### RECORD EXCERPTS

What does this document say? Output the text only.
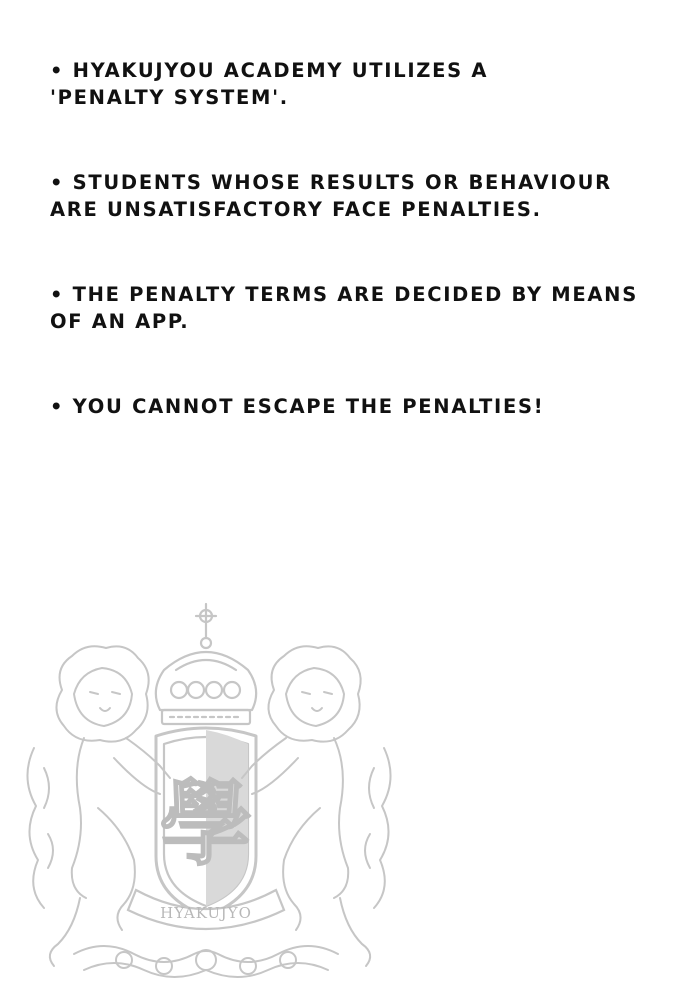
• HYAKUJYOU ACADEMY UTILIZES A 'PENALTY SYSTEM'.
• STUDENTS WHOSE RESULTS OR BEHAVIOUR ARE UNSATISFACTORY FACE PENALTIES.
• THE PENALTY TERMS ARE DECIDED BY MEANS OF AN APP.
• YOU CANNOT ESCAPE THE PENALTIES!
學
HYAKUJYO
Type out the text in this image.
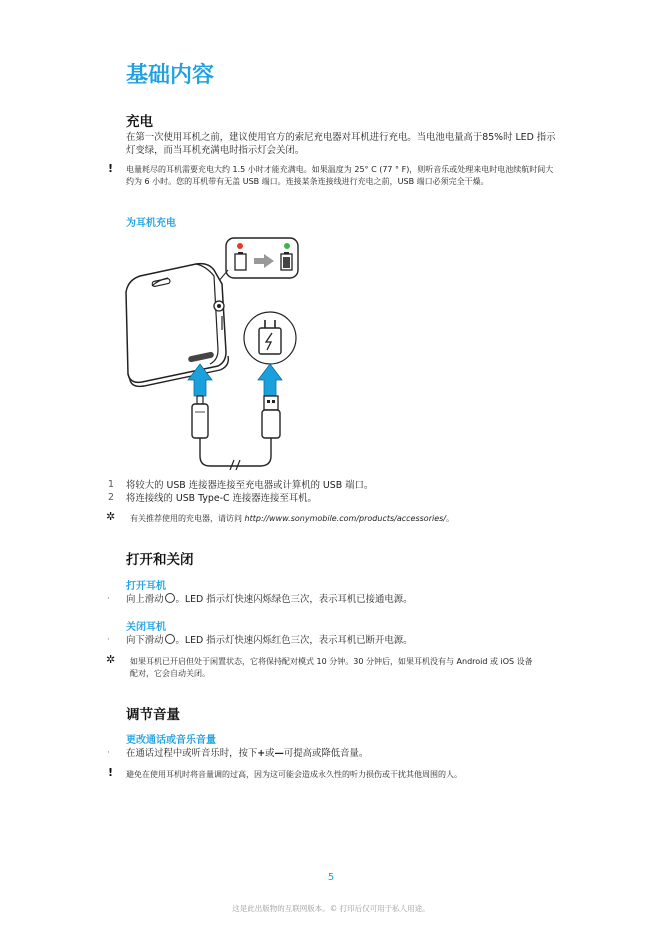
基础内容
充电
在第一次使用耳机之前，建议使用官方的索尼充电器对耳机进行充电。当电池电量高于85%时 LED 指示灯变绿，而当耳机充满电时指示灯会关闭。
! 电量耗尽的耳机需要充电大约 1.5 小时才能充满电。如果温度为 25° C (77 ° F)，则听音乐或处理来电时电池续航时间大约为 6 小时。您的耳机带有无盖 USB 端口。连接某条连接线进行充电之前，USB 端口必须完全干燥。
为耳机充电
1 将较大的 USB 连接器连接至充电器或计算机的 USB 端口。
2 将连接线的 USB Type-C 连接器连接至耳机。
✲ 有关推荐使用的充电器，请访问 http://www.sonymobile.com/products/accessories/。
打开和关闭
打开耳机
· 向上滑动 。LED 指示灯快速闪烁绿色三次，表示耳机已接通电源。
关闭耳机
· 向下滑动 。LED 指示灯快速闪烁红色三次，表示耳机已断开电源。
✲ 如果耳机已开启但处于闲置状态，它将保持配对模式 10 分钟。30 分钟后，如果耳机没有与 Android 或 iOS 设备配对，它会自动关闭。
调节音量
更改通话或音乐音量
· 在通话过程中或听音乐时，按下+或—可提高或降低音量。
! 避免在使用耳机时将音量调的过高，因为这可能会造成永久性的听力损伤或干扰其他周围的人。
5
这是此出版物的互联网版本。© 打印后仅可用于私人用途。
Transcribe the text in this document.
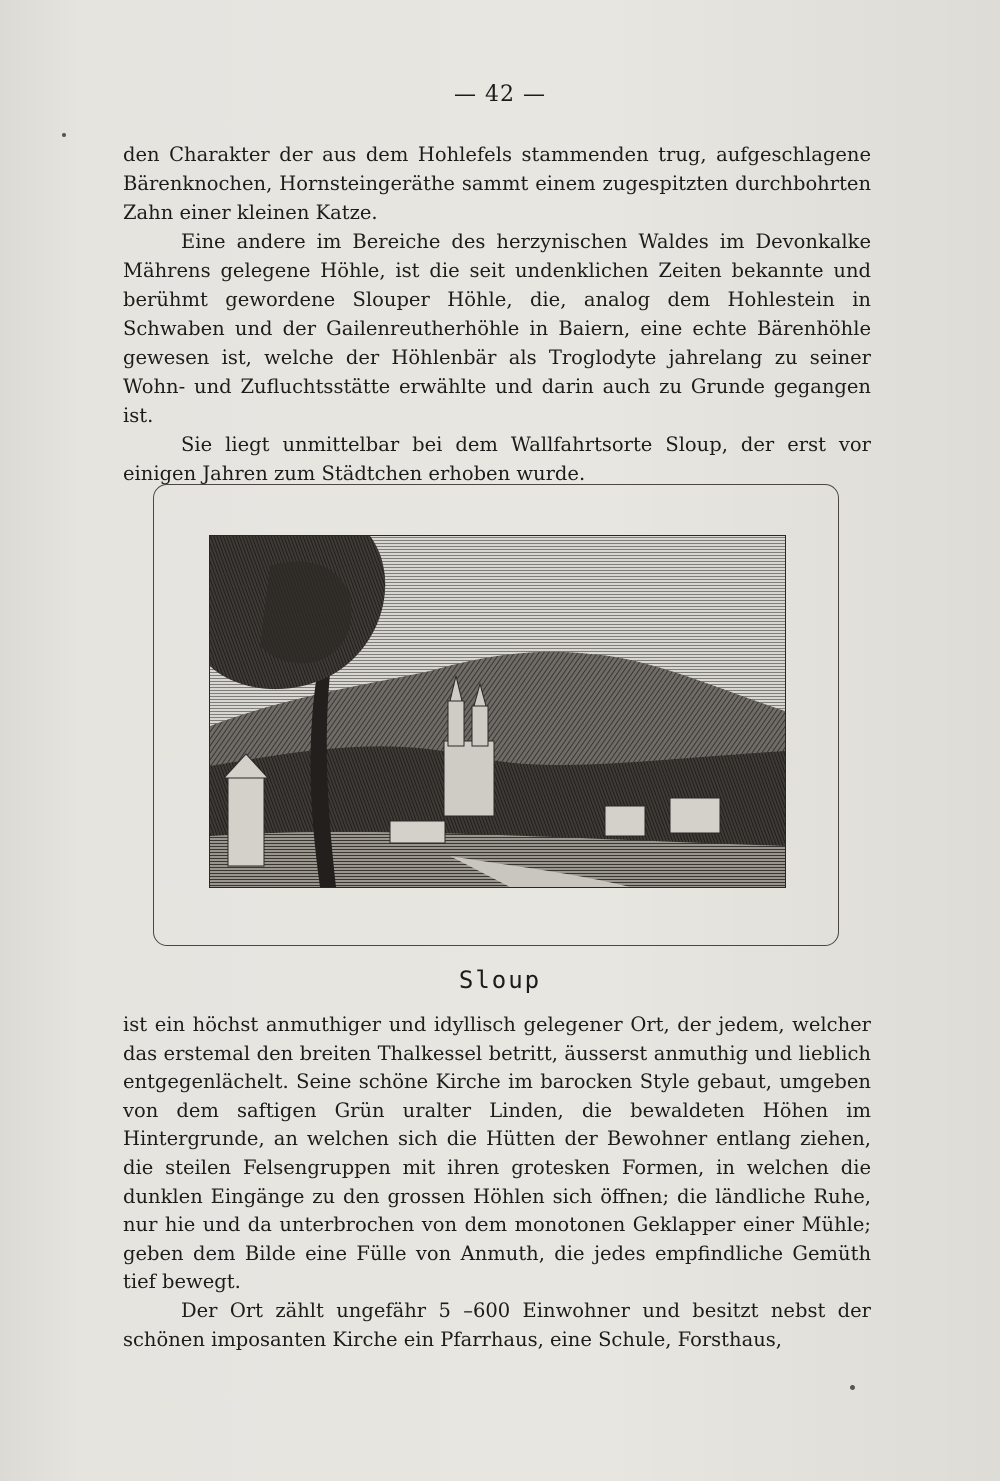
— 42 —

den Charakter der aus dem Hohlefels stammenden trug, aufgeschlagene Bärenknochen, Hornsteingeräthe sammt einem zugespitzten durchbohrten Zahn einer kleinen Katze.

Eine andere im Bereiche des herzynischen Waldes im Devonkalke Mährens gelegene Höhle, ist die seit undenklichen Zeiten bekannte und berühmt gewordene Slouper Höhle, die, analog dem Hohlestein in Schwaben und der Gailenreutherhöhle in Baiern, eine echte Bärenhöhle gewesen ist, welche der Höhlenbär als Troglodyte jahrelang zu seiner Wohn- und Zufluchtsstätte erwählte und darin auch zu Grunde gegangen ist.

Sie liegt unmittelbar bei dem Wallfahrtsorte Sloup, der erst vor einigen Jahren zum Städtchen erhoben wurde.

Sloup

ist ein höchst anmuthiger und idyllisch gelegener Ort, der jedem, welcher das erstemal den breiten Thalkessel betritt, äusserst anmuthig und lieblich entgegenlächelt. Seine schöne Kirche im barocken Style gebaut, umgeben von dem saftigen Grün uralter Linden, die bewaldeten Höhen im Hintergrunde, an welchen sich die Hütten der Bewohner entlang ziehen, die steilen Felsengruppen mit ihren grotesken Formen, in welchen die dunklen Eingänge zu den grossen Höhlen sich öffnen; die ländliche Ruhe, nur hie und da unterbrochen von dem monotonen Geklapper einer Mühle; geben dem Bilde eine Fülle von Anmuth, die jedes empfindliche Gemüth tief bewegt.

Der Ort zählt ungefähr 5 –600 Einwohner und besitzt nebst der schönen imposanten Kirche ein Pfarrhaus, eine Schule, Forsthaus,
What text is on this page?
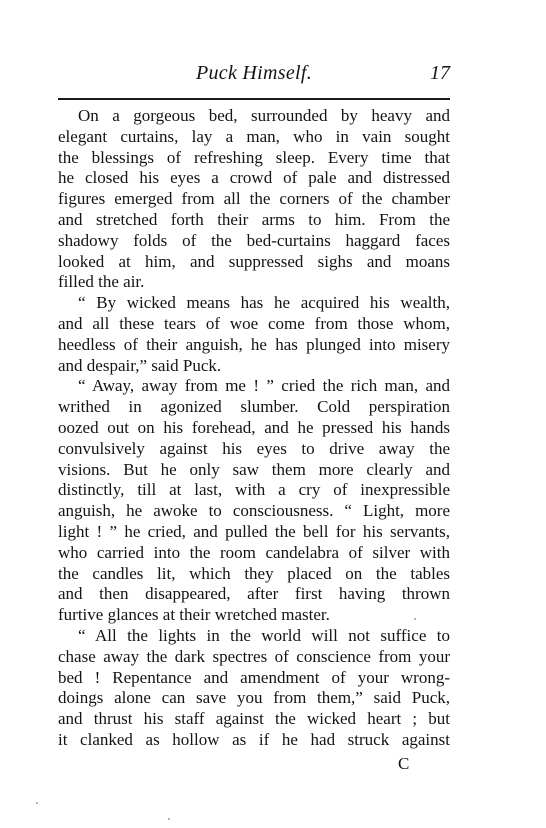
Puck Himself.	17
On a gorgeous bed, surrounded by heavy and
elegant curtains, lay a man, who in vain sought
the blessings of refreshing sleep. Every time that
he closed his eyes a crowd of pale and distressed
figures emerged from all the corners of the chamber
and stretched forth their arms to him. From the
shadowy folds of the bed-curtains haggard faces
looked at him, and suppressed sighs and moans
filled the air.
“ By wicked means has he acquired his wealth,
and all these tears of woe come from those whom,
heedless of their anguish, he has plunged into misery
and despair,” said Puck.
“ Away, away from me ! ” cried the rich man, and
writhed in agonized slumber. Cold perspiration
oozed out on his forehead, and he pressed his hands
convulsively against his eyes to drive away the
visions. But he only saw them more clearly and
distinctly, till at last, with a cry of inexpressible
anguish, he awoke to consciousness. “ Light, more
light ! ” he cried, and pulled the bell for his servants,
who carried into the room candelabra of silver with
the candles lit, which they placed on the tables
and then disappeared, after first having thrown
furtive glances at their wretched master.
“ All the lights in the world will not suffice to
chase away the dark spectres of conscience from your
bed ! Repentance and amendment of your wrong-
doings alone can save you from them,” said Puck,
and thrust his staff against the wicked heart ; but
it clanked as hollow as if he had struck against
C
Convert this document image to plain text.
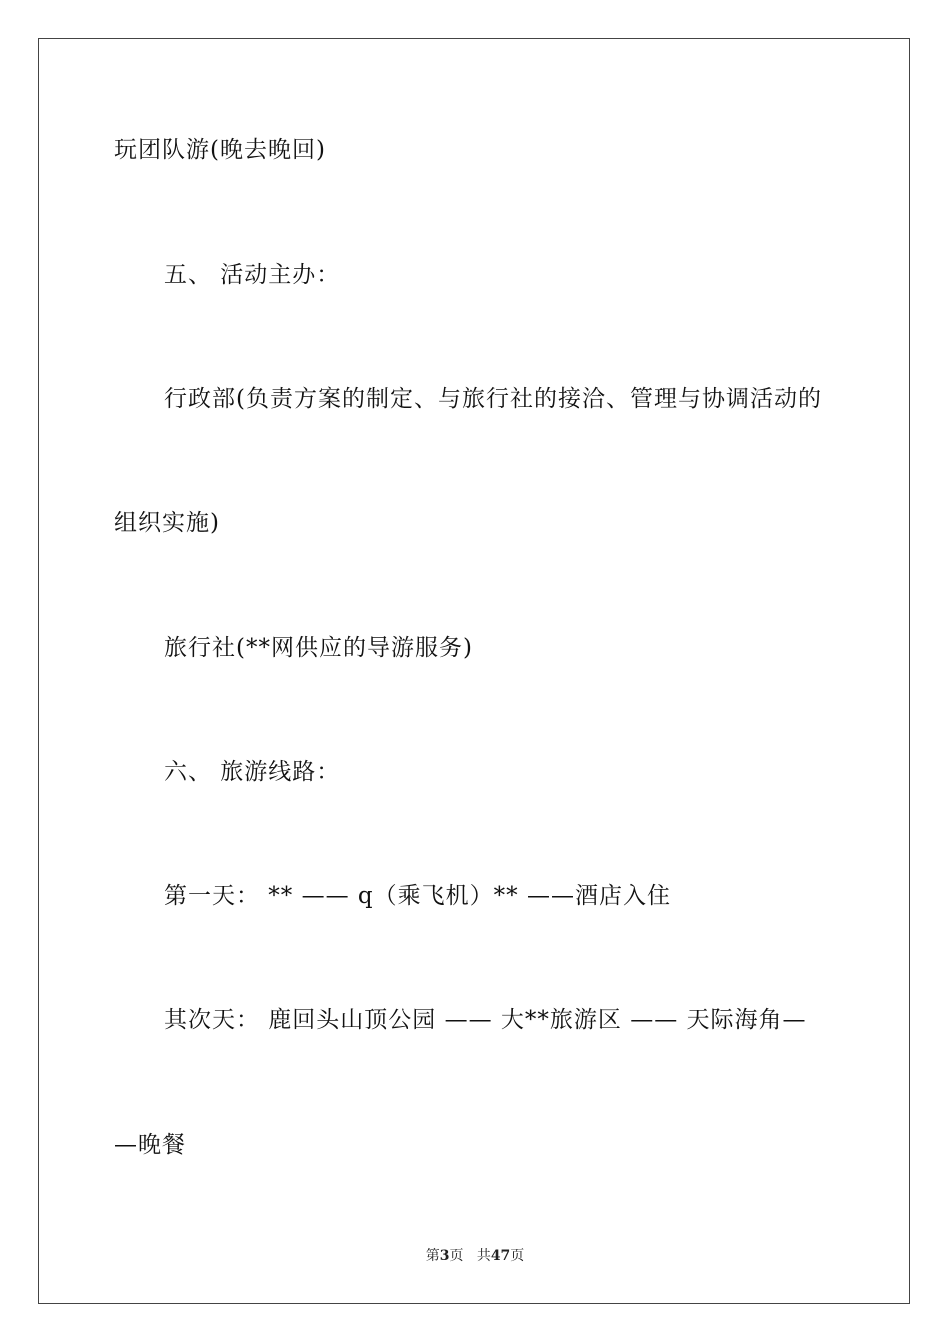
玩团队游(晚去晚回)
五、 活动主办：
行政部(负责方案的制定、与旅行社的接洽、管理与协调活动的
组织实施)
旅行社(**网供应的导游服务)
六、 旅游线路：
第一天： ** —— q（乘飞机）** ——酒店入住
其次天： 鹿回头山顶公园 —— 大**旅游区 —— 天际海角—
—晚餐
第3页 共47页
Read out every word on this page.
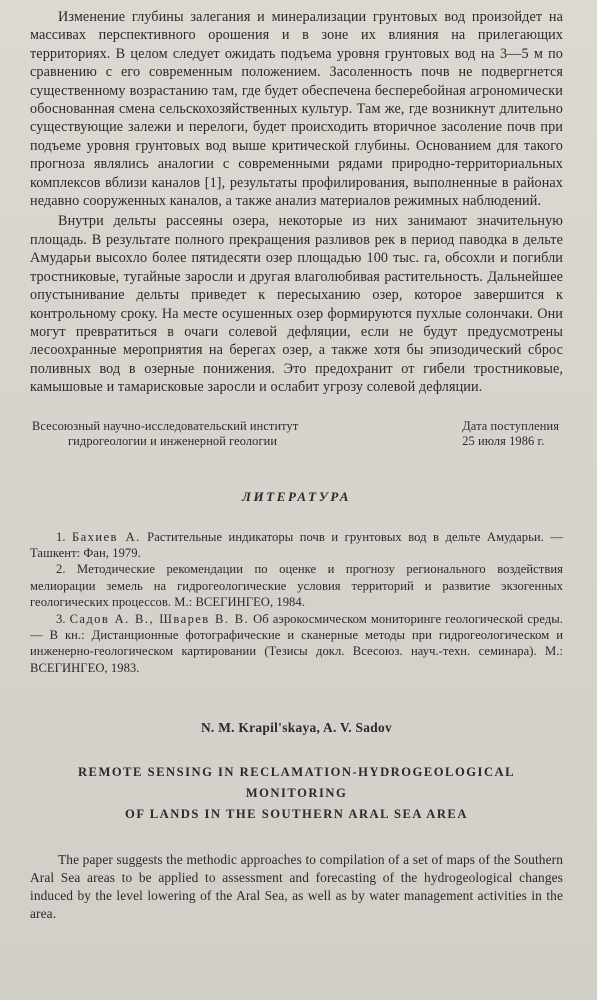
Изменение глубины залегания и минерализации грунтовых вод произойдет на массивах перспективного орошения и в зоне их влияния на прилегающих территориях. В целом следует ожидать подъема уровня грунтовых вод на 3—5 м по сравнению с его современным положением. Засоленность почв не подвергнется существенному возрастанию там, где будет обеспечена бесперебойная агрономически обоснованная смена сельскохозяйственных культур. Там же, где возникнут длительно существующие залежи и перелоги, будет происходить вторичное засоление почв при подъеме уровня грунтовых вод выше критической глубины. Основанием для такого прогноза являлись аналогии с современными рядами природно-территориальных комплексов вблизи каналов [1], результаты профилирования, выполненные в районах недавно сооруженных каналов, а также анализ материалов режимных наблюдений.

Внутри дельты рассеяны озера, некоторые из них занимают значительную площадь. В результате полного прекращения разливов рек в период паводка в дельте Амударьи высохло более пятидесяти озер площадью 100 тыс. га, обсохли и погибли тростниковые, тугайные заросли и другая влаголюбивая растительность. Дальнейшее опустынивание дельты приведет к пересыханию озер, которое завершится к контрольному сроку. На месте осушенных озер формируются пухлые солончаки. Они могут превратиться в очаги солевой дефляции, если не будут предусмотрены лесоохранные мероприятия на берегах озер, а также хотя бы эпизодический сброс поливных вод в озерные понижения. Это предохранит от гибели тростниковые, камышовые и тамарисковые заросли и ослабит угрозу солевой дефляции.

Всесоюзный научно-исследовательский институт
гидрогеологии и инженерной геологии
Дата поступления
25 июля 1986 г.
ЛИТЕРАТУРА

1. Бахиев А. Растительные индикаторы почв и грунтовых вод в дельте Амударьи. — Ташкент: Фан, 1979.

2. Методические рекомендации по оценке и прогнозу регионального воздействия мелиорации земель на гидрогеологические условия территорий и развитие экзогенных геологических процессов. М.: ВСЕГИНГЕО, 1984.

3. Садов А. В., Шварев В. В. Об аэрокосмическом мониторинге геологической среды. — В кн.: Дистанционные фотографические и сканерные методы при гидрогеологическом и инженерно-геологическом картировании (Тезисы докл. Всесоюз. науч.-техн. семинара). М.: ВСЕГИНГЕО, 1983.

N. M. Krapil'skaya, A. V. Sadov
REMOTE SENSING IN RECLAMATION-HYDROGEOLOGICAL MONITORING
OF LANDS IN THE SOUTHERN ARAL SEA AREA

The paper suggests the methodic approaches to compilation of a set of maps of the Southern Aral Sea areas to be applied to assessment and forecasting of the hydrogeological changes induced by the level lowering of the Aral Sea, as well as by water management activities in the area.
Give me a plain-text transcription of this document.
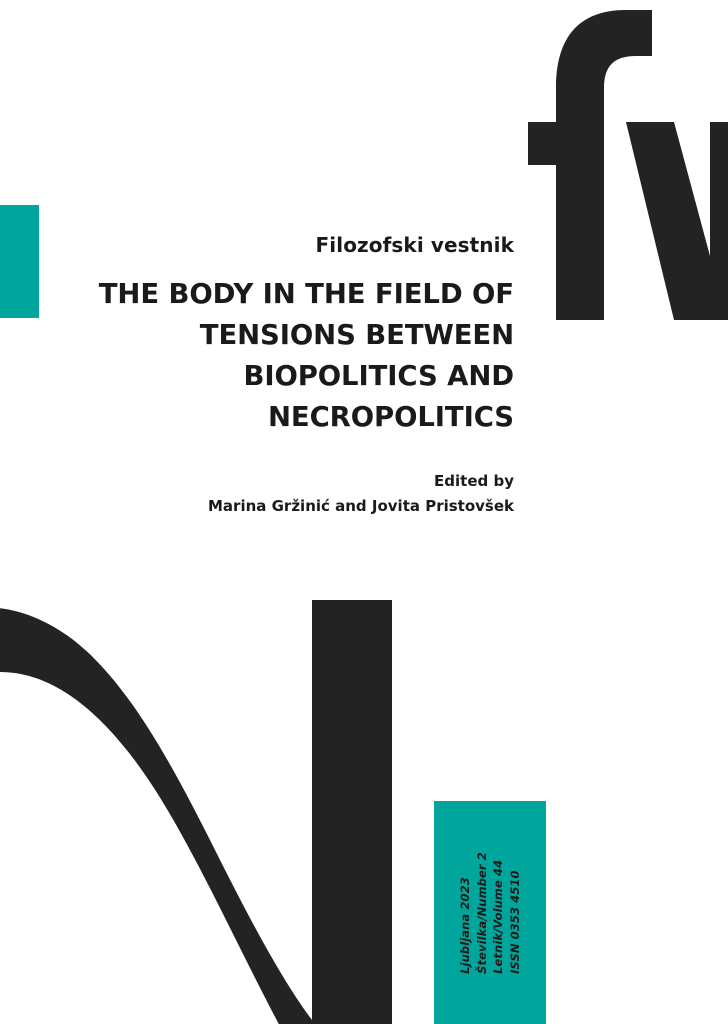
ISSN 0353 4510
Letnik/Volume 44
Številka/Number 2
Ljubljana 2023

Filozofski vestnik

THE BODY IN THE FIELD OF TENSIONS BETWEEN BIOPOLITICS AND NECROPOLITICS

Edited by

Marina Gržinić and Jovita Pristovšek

######

GIVEN TASK:
Produce an exact reproduction of the lines from the line containing "Give me a plain-text" through the last line of the records. Any picture is left out.

COMPLETE ANSWER:
Give me a plain-text transcription of this document.
ISSN 0353 4510
Letnik/Volume 44
Številka/Number 2
Ljubljana 2023

Filozofski vestnik

THE BODY IN THE FIELD OF TENSIONS BETWEEN BIOPOLITICS AND NECROPOLITICS

Edited by

Marina Gržinić and Jovita Pristovšek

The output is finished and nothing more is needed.